* WORK INSTRUCTIONS *
All entries are to be quoted exactly; the images stay out of the copy.

* MATERIAL *
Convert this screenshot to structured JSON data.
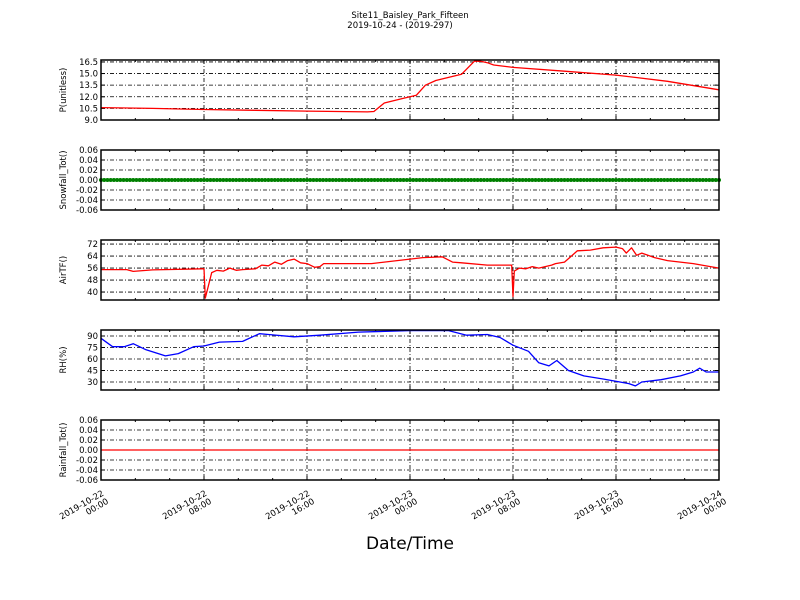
{
  "chart_data": [
    {
      "type": "line",
      "title": "Site11_Baisley_Park_Fifteen",
      "subtitle": "2019-10-24 - (2019-297)",
      "xlabel": "Date/Time",
      "x_unit": "hours since 2019-10-22 00:00",
      "xlim": [
        0,
        48
      ],
      "x_ticks": [
        0,
        8,
        16,
        24,
        32,
        40,
        48
      ],
      "x_tick_labels": [
        [
          "2019-10-22",
          "00:00"
        ],
        [
          "2019-10-22",
          "08:00"
        ],
        [
          "2019-10-22",
          "16:00"
        ],
        [
          "2019-10-23",
          "00:00"
        ],
        [
          "2019-10-23",
          "08:00"
        ],
        [
          "2019-10-23",
          "16:00"
        ],
        [
          "2019-10-24",
          "00:00"
        ]
      ],
      "grid": true,
      "panels": [
        {
          "ylabel": "P(unitless)",
          "color": "#ff0000",
          "style": "line",
          "ylim": [
            9.0,
            16.75
          ],
          "y_ticks": [
            9.0,
            10.5,
            12.0,
            13.5,
            15.0,
            16.5
          ],
          "y_tick_labels": [
            "9.0",
            "10.5",
            "12.0",
            "13.5",
            "15.0",
            "16.5"
          ],
          "x": [
            0,
            4,
            8,
            12,
            16,
            20.7,
            21.2,
            22,
            23.5,
            24.5,
            25.2,
            26,
            27,
            28,
            29,
            29.5,
            30,
            30.5,
            32,
            36,
            40,
            44,
            48
          ],
          "y": [
            10.6,
            10.5,
            10.35,
            10.25,
            10.15,
            10.05,
            10.1,
            11.2,
            11.8,
            12.2,
            13.5,
            14.1,
            14.5,
            14.9,
            16.6,
            16.6,
            16.4,
            16.1,
            15.8,
            15.3,
            14.8,
            14.0,
            12.9
          ]
        },
        {
          "ylabel": "Snowfall_Tot()",
          "color": "#008000",
          "style": "markers",
          "ylim": [
            -0.06,
            0.06
          ],
          "y_ticks": [
            -0.06,
            -0.04,
            -0.02,
            0.0,
            0.02,
            0.04,
            0.06
          ],
          "y_tick_labels": [
            "-0.06",
            "-0.04",
            "-0.02",
            "0.00",
            "0.02",
            "0.04",
            "0.06"
          ],
          "x": [
            0,
            48
          ],
          "y": [
            0,
            0
          ]
        },
        {
          "ylabel": "AirTF()",
          "color": "#ff0000",
          "style": "line",
          "ylim": [
            34.7,
            74.7
          ],
          "y_ticks": [
            40,
            48,
            56,
            64,
            72
          ],
          "y_tick_labels": [
            "40",
            "48",
            "56",
            "64",
            "72"
          ],
          "x": [
            0,
            2,
            2.5,
            4,
            7.9,
            8.0,
            8.1,
            8.6,
            9,
            9.5,
            10,
            10.5,
            11,
            12,
            12.5,
            13,
            13.5,
            14,
            14.5,
            15,
            15.5,
            16,
            16.6,
            17,
            17.3,
            21,
            25,
            26.5,
            27.3,
            28,
            30,
            31.9,
            32.0,
            32.1,
            32.5,
            33,
            33.5,
            34,
            35,
            35.3,
            36,
            37,
            38,
            39,
            40,
            40.5,
            40.8,
            41.2,
            41.6,
            42,
            43,
            44,
            46,
            48
          ],
          "y": [
            55,
            55,
            53.8,
            54.8,
            55.5,
            55.5,
            36,
            53,
            54.5,
            54,
            56,
            54.5,
            55,
            55.5,
            58,
            57.5,
            60,
            58.5,
            61,
            62,
            59.5,
            59,
            56.5,
            57,
            59,
            59,
            63,
            63.5,
            60,
            59.5,
            58,
            58,
            37,
            54,
            56,
            55.5,
            57,
            56,
            58,
            59,
            60,
            67.5,
            68,
            69.5,
            70,
            69,
            66,
            69.5,
            64.5,
            66,
            63,
            61,
            59,
            56
          ]
        },
        {
          "ylabel": "RH(%)",
          "color": "#0000ff",
          "style": "line",
          "ylim": [
            19.6,
            97.8
          ],
          "y_ticks": [
            30,
            45,
            60,
            75,
            90
          ],
          "y_tick_labels": [
            "30",
            "45",
            "60",
            "75",
            "90"
          ],
          "x": [
            0,
            0.9,
            1.8,
            2.5,
            3.5,
            5,
            6,
            7.2,
            8,
            9.2,
            11,
            12.3,
            13,
            15,
            17,
            20,
            24,
            27,
            28.4,
            30,
            31,
            32,
            33.2,
            34,
            34.8,
            35.4,
            36.3,
            37.5,
            39,
            41,
            41.5,
            42,
            43.5,
            45,
            46,
            46.5,
            47,
            48
          ],
          "y": [
            87,
            76,
            76,
            80,
            72,
            64,
            67,
            76,
            77,
            82,
            83,
            93,
            92,
            89,
            91,
            95,
            97,
            97,
            91,
            92,
            88,
            78,
            70,
            55,
            51,
            58,
            45,
            38,
            34,
            28,
            25,
            30,
            33,
            38,
            43,
            48,
            43,
            43
          ]
        },
        {
          "ylabel": "Rainfall_Tot()",
          "color": "#ff0000",
          "style": "line",
          "ylim": [
            -0.06,
            0.06
          ],
          "y_ticks": [
            -0.06,
            -0.04,
            -0.02,
            0.0,
            0.02,
            0.04,
            0.06
          ],
          "y_tick_labels": [
            "-0.06",
            "-0.04",
            "-0.02",
            "0.00",
            "0.02",
            "0.04",
            "0.06"
          ],
          "x": [
            0,
            48
          ],
          "y": [
            0,
            0
          ]
        }
      ]
    }
  ]
}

* SOLVED PROBLEM *
Convert this screenshot to structured JSON data.
{
  "chart_data": [
    {
      "type": "line",
      "title": "Site11_Baisley_Park_Fifteen",
      "subtitle": "2019-10-24 - (2019-297)",
      "xlabel": "Date/Time",
      "x_unit": "hours since 2019-10-22 00:00",
      "xlim": [
        0,
        48
      ],
      "x_ticks": [
        0,
        8,
        16,
        24,
        32,
        40,
        48
      ],
      "x_tick_labels": [
        [
          "2019-10-22",
          "00:00"
        ],
        [
          "2019-10-22",
          "08:00"
        ],
        [
          "2019-10-22",
          "16:00"
        ],
        [
          "2019-10-23",
          "00:00"
        ],
        [
          "2019-10-23",
          "08:00"
        ],
        [
          "2019-10-23",
          "16:00"
        ],
        [
          "2019-10-24",
          "00:00"
        ]
      ],
      "grid": true,
      "panels": [
        {
          "ylabel": "P(unitless)",
          "color": "#ff0000",
          "style": "line",
          "ylim": [
            9.0,
            16.75
          ],
          "y_ticks": [
            9.0,
            10.5,
            12.0,
            13.5,
            15.0,
            16.5
          ],
          "y_tick_labels": [
            "9.0",
            "10.5",
            "12.0",
            "13.5",
            "15.0",
            "16.5"
          ],
          "x": [
            0,
            4,
            8,
            12,
            16,
            20.7,
            21.2,
            22,
            23.5,
            24.5,
            25.2,
            26,
            27,
            28,
            29,
            29.5,
            30,
            30.5,
            32,
            36,
            40,
            44,
            48
          ],
          "y": [
            10.6,
            10.5,
            10.35,
            10.25,
            10.15,
            10.05,
            10.1,
            11.2,
            11.8,
            12.2,
            13.5,
            14.1,
            14.5,
            14.9,
            16.6,
            16.6,
            16.4,
            16.1,
            15.8,
            15.3,
            14.8,
            14.0,
            12.9
          ]
        },
        {
          "ylabel": "Snowfall_Tot()",
          "color": "#008000",
          "style": "markers",
          "ylim": [
            -0.06,
            0.06
          ],
          "y_ticks": [
            -0.06,
            -0.04,
            -0.02,
            0.0,
            0.02,
            0.04,
            0.06
          ],
          "y_tick_labels": [
            "-0.06",
            "-0.04",
            "-0.02",
            "0.00",
            "0.02",
            "0.04",
            "0.06"
          ],
          "x": [
            0,
            48
          ],
          "y": [
            0,
            0
          ]
        },
        {
          "ylabel": "AirTF()",
          "color": "#ff0000",
          "style": "line",
          "ylim": [
            34.7,
            74.7
          ],
          "y_ticks": [
            40,
            48,
            56,
            64,
            72
          ],
          "y_tick_labels": [
            "40",
            "48",
            "56",
            "64",
            "72"
          ],
          "x": [
            0,
            2,
            2.5,
            4,
            7.9,
            8.0,
            8.1,
            8.6,
            9,
            9.5,
            10,
            10.5,
            11,
            12,
            12.5,
            13,
            13.5,
            14,
            14.5,
            15,
            15.5,
            16,
            16.6,
            17,
            17.3,
            21,
            25,
            26.5,
            27.3,
            28,
            30,
            31.9,
            32.0,
            32.1,
            32.5,
            33,
            33.5,
            34,
            35,
            35.3,
            36,
            37,
            38,
            39,
            40,
            40.5,
            40.8,
            41.2,
            41.6,
            42,
            43,
            44,
            46,
            48
          ],
          "y": [
            55,
            55,
            53.8,
            54.8,
            55.5,
            55.5,
            36,
            53,
            54.5,
            54,
            56,
            54.5,
            55,
            55.5,
            58,
            57.5,
            60,
            58.5,
            61,
            62,
            59.5,
            59,
            56.5,
            57,
            59,
            59,
            63,
            63.5,
            60,
            59.5,
            58,
            58,
            37,
            54,
            56,
            55.5,
            57,
            56,
            58,
            59,
            60,
            67.5,
            68,
            69.5,
            70,
            69,
            66,
            69.5,
            64.5,
            66,
            63,
            61,
            59,
            56
          ]
        },
        {
          "ylabel": "RH(%)",
          "color": "#0000ff",
          "style": "line",
          "ylim": [
            19.6,
            97.8
          ],
          "y_ticks": [
            30,
            45,
            60,
            75,
            90
          ],
          "y_tick_labels": [
            "30",
            "45",
            "60",
            "75",
            "90"
          ],
          "x": [
            0,
            0.9,
            1.8,
            2.5,
            3.5,
            5,
            6,
            7.2,
            8,
            9.2,
            11,
            12.3,
            13,
            15,
            17,
            20,
            24,
            27,
            28.4,
            30,
            31,
            32,
            33.2,
            34,
            34.8,
            35.4,
            36.3,
            37.5,
            39,
            41,
            41.5,
            42,
            43.5,
            45,
            46,
            46.5,
            47,
            48
          ],
          "y": [
            87,
            76,
            76,
            80,
            72,
            64,
            67,
            76,
            77,
            82,
            83,
            93,
            92,
            89,
            91,
            95,
            97,
            97,
            91,
            92,
            88,
            78,
            70,
            55,
            51,
            58,
            45,
            38,
            34,
            28,
            25,
            30,
            33,
            38,
            43,
            48,
            43,
            43
          ]
        },
        {
          "ylabel": "Rainfall_Tot()",
          "color": "#ff0000",
          "style": "line",
          "ylim": [
            -0.06,
            0.06
          ],
          "y_ticks": [
            -0.06,
            -0.04,
            -0.02,
            0.0,
            0.02,
            0.04,
            0.06
          ],
          "y_tick_labels": [
            "-0.06",
            "-0.04",
            "-0.02",
            "0.00",
            "0.02",
            "0.04",
            "0.06"
          ],
          "x": [
            0,
            48
          ],
          "y": [
            0,
            0
          ]
        }
      ]
    }
  ]
}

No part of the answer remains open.